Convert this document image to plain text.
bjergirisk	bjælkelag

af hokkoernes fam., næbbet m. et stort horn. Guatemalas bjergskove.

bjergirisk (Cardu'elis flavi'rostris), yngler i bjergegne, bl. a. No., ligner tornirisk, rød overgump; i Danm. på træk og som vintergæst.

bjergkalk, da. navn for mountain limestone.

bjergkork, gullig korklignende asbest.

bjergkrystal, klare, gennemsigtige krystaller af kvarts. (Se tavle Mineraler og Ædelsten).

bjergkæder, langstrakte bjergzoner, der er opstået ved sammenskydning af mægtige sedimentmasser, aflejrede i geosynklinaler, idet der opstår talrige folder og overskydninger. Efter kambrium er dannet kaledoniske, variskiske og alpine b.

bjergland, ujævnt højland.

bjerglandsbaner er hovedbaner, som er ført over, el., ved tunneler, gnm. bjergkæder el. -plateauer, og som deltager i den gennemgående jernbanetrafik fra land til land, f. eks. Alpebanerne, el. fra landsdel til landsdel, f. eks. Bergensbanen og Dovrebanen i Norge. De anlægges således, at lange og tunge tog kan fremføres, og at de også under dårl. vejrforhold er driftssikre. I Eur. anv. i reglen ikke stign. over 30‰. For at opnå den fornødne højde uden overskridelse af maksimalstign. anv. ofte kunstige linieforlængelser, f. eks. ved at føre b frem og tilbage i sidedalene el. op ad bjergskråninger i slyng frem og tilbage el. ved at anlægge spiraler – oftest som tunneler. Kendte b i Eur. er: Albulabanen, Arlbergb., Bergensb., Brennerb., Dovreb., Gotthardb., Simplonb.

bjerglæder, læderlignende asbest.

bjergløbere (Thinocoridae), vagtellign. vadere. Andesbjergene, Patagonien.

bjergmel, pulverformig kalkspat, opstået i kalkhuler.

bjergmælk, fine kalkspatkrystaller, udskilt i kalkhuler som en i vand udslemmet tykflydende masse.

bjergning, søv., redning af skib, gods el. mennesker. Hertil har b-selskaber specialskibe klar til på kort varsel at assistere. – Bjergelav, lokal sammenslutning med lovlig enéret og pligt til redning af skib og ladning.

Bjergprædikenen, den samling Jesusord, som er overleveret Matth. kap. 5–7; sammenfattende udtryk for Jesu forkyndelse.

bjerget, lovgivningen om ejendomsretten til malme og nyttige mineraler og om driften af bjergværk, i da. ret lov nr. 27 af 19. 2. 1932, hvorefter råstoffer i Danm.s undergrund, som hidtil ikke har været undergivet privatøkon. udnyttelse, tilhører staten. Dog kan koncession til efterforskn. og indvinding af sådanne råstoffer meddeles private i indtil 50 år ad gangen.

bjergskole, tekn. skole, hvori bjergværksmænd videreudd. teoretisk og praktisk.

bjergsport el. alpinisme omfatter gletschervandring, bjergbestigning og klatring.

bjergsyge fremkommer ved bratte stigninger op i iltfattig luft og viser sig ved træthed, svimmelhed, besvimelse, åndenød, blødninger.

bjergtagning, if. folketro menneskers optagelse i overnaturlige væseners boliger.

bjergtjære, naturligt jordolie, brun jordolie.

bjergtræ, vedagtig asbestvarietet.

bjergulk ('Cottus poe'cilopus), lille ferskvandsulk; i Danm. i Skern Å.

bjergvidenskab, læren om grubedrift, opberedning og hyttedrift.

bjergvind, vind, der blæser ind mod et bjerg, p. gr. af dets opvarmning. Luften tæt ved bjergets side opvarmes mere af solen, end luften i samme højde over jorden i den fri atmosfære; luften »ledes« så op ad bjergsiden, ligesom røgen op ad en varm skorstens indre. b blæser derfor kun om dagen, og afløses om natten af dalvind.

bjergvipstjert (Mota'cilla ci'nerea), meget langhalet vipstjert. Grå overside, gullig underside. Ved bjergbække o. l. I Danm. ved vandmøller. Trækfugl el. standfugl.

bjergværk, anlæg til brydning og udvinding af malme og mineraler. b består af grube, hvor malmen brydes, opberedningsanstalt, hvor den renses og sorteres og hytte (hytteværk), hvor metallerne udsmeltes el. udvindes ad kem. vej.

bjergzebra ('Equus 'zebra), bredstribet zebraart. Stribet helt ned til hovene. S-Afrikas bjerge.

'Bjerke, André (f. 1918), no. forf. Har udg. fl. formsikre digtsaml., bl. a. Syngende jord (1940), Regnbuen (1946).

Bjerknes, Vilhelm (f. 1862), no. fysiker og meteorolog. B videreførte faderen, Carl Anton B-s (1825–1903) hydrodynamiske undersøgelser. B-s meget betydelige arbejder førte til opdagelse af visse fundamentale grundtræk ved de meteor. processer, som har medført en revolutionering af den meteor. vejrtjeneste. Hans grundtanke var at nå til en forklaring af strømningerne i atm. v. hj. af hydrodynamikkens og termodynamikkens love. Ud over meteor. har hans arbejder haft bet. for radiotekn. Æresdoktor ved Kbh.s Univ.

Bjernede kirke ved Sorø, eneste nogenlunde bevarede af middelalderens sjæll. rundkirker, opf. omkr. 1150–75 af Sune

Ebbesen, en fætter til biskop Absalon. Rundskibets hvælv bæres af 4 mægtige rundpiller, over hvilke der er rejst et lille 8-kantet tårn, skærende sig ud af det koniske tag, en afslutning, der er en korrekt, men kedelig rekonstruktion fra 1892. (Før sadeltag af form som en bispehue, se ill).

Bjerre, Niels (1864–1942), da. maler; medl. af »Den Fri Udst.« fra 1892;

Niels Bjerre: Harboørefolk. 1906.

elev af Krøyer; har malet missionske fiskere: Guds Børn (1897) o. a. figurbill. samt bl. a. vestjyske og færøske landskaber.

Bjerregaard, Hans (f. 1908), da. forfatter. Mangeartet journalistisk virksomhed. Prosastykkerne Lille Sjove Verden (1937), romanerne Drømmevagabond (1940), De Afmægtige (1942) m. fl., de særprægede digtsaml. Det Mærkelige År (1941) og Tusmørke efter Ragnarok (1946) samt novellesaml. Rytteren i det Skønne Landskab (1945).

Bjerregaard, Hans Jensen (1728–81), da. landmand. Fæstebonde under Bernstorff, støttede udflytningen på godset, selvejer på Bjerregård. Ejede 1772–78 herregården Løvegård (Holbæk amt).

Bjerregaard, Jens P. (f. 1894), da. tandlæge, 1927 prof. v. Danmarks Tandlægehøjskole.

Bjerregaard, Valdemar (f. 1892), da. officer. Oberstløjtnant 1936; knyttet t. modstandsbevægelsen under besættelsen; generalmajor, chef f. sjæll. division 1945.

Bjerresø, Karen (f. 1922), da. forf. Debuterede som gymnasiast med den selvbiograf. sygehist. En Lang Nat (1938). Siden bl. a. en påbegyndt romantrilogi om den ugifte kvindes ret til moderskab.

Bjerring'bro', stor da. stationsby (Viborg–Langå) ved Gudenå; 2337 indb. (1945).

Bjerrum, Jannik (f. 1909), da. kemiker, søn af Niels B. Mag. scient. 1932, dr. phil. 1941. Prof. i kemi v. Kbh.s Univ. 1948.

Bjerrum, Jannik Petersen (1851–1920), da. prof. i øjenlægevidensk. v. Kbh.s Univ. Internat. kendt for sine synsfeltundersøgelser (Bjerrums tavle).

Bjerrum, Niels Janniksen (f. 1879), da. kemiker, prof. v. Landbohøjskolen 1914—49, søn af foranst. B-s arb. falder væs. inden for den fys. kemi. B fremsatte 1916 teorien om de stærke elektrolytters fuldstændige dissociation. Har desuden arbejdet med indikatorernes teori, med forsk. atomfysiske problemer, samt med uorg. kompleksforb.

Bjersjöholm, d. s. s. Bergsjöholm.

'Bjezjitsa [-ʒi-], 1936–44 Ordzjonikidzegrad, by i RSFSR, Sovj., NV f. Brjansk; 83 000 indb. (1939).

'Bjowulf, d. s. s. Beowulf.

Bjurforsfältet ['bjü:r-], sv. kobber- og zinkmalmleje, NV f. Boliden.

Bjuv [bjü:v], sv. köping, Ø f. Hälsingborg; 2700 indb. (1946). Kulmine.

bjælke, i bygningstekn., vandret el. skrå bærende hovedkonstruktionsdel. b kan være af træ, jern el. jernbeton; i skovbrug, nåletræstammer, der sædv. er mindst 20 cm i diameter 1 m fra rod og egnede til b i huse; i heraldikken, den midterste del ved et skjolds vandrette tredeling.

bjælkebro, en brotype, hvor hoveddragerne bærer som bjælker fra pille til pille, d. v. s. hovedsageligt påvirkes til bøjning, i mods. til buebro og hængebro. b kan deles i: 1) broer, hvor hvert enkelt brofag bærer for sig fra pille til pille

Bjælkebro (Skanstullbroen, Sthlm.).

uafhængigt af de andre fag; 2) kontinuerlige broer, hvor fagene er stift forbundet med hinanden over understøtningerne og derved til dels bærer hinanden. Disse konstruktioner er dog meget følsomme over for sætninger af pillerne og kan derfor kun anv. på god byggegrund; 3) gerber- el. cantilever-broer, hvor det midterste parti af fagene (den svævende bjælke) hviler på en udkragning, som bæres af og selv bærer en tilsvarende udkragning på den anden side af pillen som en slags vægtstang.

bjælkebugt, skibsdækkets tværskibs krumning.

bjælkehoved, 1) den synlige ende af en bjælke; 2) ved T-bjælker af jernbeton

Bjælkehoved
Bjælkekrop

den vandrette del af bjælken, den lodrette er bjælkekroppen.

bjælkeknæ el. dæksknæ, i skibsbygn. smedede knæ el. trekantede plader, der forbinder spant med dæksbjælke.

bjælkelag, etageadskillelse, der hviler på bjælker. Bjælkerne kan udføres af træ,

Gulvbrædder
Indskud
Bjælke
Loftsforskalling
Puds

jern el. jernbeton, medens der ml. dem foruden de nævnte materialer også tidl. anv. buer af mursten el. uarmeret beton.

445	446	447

Exercise directions
In the records above, find each line holding "højde" and copy it.

Exercise response
bjerglandsbaner er hovedbaner, som er ført over, el., ved tunneler, gnm. bjergkæder el. -plateauer, og som deltager i den gennemgående jernbanetrafik fra land til land, f. eks. Alpebanerne, el. fra landsdel til landsdel, f. eks. Bergensbanen og Dovrebanen i Norge. De anlægges således, at lange og tunge tog kan fremføres, og at de også under dårl. vejrforhold er driftssikre. I Eur. anv. i reglen ikke stign. over 30‰. For at opnå den fornødne højde uden overskridelse af maksimalstign. anv. ofte kunstige linieforlængelser, f. eks. ved at føre b frem og tilbage i sidedalene el. op ad bjergskråninger i slyng frem og tilbage el. ved at anlægge spiraler – oftest som tunneler. Kendte b i Eur. er: Albulabanen, Arlbergb., Bergensb., Brennerb., Dovreb., Gotthardb., Simplonb.
bjergvind, vind, der blæser ind mod et bjerg, p. gr. af dets opvarmning. Luften tæt ved bjergets side opvarmes mere af solen, end luften i samme højde over jorden i den fri atmosfære; luften »ledes« så op ad bjergsiden, ligesom røgen op ad en varm skorstens indre. b blæser derfor kun om dagen, og afløses om natten af dalvind.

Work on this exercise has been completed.